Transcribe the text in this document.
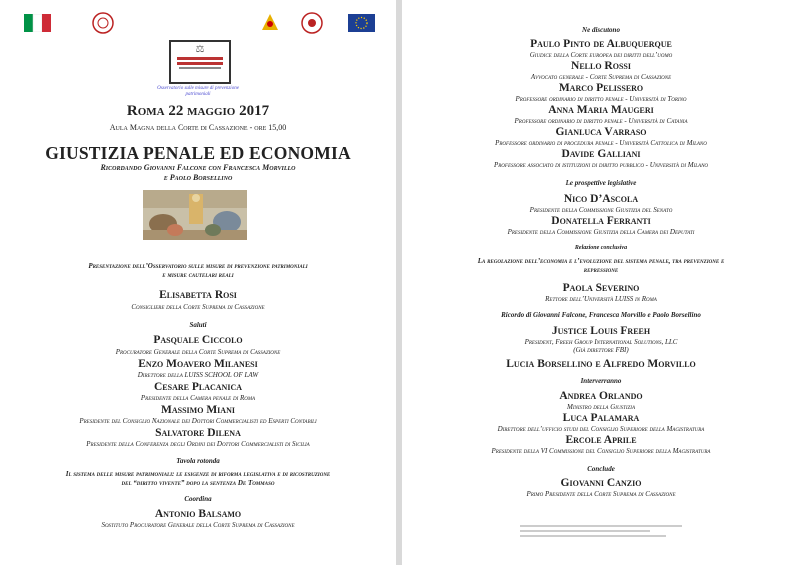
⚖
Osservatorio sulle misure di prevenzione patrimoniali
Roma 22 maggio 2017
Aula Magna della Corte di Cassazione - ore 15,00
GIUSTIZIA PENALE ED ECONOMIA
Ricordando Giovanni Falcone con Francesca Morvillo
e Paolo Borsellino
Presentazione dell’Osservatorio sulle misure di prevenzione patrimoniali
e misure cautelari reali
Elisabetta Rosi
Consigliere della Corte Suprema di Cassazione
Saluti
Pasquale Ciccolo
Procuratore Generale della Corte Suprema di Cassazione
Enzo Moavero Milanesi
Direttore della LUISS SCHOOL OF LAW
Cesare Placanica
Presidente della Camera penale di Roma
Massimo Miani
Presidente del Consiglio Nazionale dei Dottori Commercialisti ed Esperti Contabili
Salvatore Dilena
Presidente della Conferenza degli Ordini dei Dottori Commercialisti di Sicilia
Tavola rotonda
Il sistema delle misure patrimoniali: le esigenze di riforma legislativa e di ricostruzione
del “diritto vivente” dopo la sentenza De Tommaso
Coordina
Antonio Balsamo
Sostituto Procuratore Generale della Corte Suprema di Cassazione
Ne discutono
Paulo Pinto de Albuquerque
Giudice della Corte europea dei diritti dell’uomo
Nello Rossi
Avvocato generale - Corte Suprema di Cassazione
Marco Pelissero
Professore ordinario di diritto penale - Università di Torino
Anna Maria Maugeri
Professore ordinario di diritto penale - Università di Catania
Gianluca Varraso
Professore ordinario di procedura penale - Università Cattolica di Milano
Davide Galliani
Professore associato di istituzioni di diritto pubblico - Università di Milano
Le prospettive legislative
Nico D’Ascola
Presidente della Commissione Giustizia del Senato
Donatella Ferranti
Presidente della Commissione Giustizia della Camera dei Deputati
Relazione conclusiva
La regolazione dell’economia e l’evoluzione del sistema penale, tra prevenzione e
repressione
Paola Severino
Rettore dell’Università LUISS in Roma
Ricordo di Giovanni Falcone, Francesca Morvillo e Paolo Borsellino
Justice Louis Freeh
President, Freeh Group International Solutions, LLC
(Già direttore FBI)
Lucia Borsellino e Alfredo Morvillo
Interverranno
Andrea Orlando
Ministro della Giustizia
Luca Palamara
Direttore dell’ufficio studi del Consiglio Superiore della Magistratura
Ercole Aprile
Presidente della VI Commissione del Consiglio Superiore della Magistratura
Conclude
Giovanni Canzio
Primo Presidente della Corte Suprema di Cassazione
-----
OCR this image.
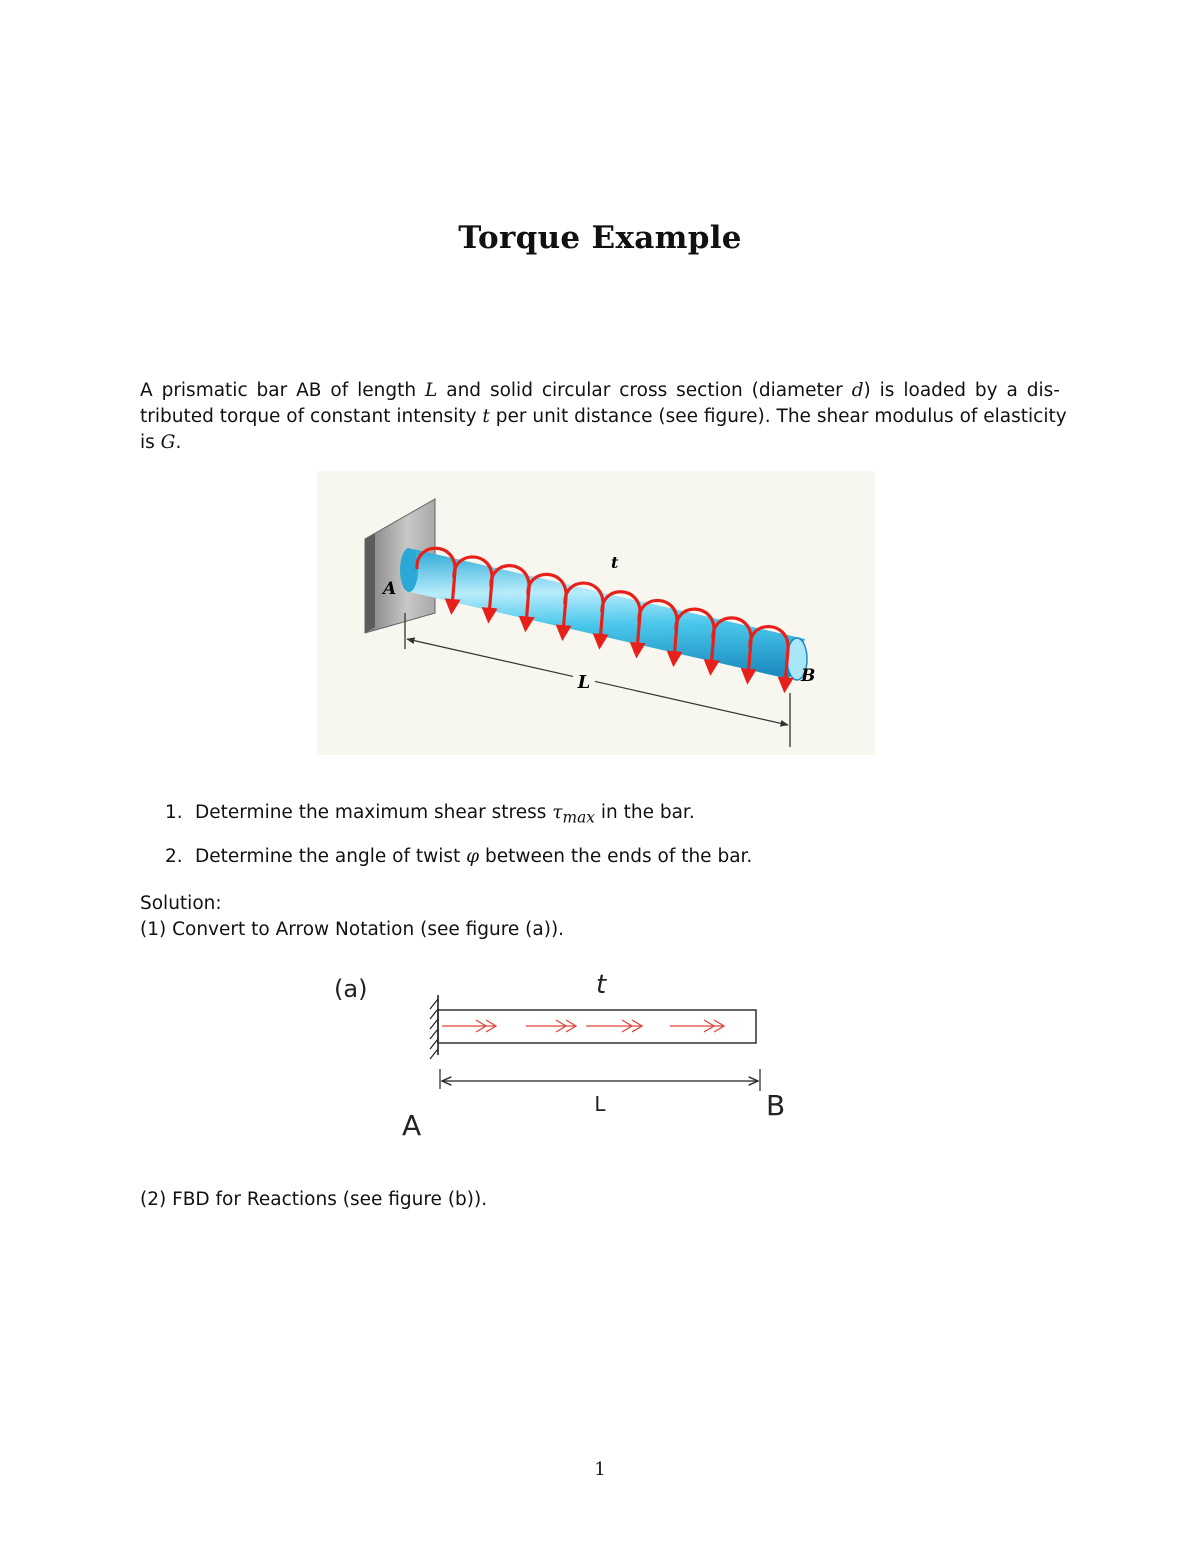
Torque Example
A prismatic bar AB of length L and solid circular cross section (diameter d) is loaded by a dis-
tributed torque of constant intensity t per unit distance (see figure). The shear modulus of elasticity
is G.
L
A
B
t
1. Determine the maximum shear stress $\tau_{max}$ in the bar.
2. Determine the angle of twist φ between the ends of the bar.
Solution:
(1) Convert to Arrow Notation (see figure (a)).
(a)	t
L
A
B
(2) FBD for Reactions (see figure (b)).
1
-----
Copy the lines from the entries above in which the word "Paolo" appears.

e Paolo Borsellino
Ricordo di Giovanni Falcone, Francesca Morvillo e Paolo Borsellino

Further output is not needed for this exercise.